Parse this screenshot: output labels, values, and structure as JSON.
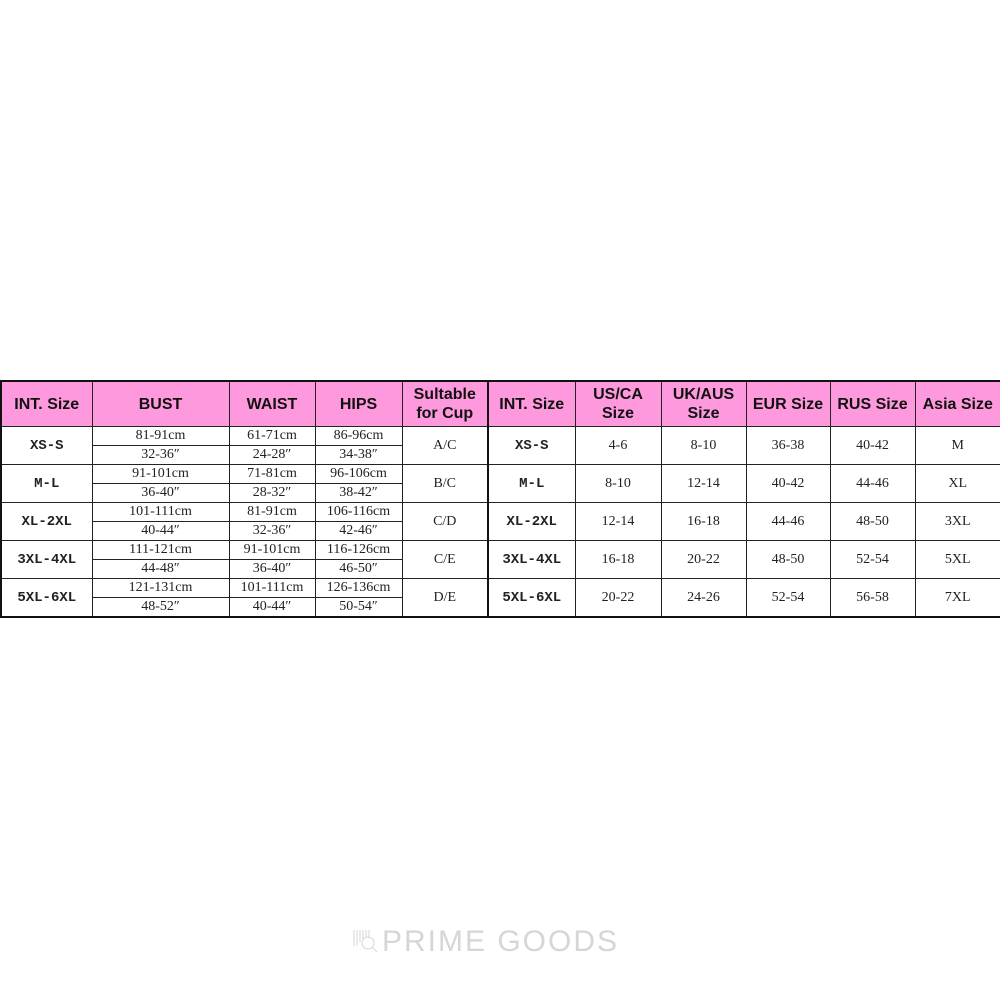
{
  "colors": {
    "header_bg": "#ff99dd"
  },
  "headers": [
    "INT. Size",
    "BUST",
    "WAIST",
    "HIPS",
    "Sultable for Cup",
    "INT. Size",
    "US/CA Size",
    "UK/AUS Size",
    "EUR Size",
    "RUS Size",
    "Asia Size"
  ],
  "rows": [
    {
      "size": "XS-S",
      "bust_cm": "81-91cm",
      "bust_in": "32-36″",
      "waist_cm": "61-71cm",
      "waist_in": "24-28″",
      "hips_cm": "86-96cm",
      "hips_in": "34-38″",
      "cup": "A/C",
      "size2": "XS-S",
      "us": "4-6",
      "uk": "8-10",
      "eur": "36-38",
      "rus": "40-42",
      "asia": "M"
    },
    {
      "size": "M-L",
      "bust_cm": "91-101cm",
      "bust_in": "36-40″",
      "waist_cm": "71-81cm",
      "waist_in": "28-32″",
      "hips_cm": "96-106cm",
      "hips_in": "38-42″",
      "cup": "B/C",
      "size2": "M-L",
      "us": "8-10",
      "uk": "12-14",
      "eur": "40-42",
      "rus": "44-46",
      "asia": "XL"
    },
    {
      "size": "XL-2XL",
      "bust_cm": "101-111cm",
      "bust_in": "40-44″",
      "waist_cm": "81-91cm",
      "waist_in": "32-36″",
      "hips_cm": "106-116cm",
      "hips_in": "42-46″",
      "cup": "C/D",
      "size2": "XL-2XL",
      "us": "12-14",
      "uk": "16-18",
      "eur": "44-46",
      "rus": "48-50",
      "asia": "3XL"
    },
    {
      "size": "3XL-4XL",
      "bust_cm": "111-121cm",
      "bust_in": "44-48″",
      "waist_cm": "91-101cm",
      "waist_in": "36-40″",
      "hips_cm": "116-126cm",
      "hips_in": "46-50″",
      "cup": "C/E",
      "size2": "3XL-4XL",
      "us": "16-18",
      "uk": "20-22",
      "eur": "48-50",
      "rus": "52-54",
      "asia": "5XL"
    },
    {
      "size": "5XL-6XL",
      "bust_cm": "121-131cm",
      "bust_in": "48-52″",
      "waist_cm": "101-111cm",
      "waist_in": "40-44″",
      "hips_cm": "126-136cm",
      "hips_in": "50-54″",
      "cup": "D/E",
      "size2": "5XL-6XL",
      "us": "20-22",
      "uk": "24-26",
      "eur": "52-54",
      "rus": "56-58",
      "asia": "7XL"
    }
  ],
  "watermark": "PRIME GOODS"
}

========================

Instructions to follow:
What is needed is an exact reproduction of the data, pictures excluded.

Full response:
Parse this screenshot: output labels, values, and structure as JSON.
{
  "colors": {
    "header_bg": "#ff99dd"
  },
  "headers": [
    "INT. Size",
    "BUST",
    "WAIST",
    "HIPS",
    "Sultable for Cup",
    "INT. Size",
    "US/CA Size",
    "UK/AUS Size",
    "EUR Size",
    "RUS Size",
    "Asia Size"
  ],
  "rows": [
    {
      "size": "XS-S",
      "bust_cm": "81-91cm",
      "bust_in": "32-36″",
      "waist_cm": "61-71cm",
      "waist_in": "24-28″",
      "hips_cm": "86-96cm",
      "hips_in": "34-38″",
      "cup": "A/C",
      "size2": "XS-S",
      "us": "4-6",
      "uk": "8-10",
      "eur": "36-38",
      "rus": "40-42",
      "asia": "M"
    },
    {
      "size": "M-L",
      "bust_cm": "91-101cm",
      "bust_in": "36-40″",
      "waist_cm": "71-81cm",
      "waist_in": "28-32″",
      "hips_cm": "96-106cm",
      "hips_in": "38-42″",
      "cup": "B/C",
      "size2": "M-L",
      "us": "8-10",
      "uk": "12-14",
      "eur": "40-42",
      "rus": "44-46",
      "asia": "XL"
    },
    {
      "size": "XL-2XL",
      "bust_cm": "101-111cm",
      "bust_in": "40-44″",
      "waist_cm": "81-91cm",
      "waist_in": "32-36″",
      "hips_cm": "106-116cm",
      "hips_in": "42-46″",
      "cup": "C/D",
      "size2": "XL-2XL",
      "us": "12-14",
      "uk": "16-18",
      "eur": "44-46",
      "rus": "48-50",
      "asia": "3XL"
    },
    {
      "size": "3XL-4XL",
      "bust_cm": "111-121cm",
      "bust_in": "44-48″",
      "waist_cm": "91-101cm",
      "waist_in": "36-40″",
      "hips_cm": "116-126cm",
      "hips_in": "46-50″",
      "cup": "C/E",
      "size2": "3XL-4XL",
      "us": "16-18",
      "uk": "20-22",
      "eur": "48-50",
      "rus": "52-54",
      "asia": "5XL"
    },
    {
      "size": "5XL-6XL",
      "bust_cm": "121-131cm",
      "bust_in": "48-52″",
      "waist_cm": "101-111cm",
      "waist_in": "40-44″",
      "hips_cm": "126-136cm",
      "hips_in": "50-54″",
      "cup": "D/E",
      "size2": "5XL-6XL",
      "us": "20-22",
      "uk": "24-26",
      "eur": "52-54",
      "rus": "56-58",
      "asia": "7XL"
    }
  ],
  "watermark": "PRIME GOODS"
}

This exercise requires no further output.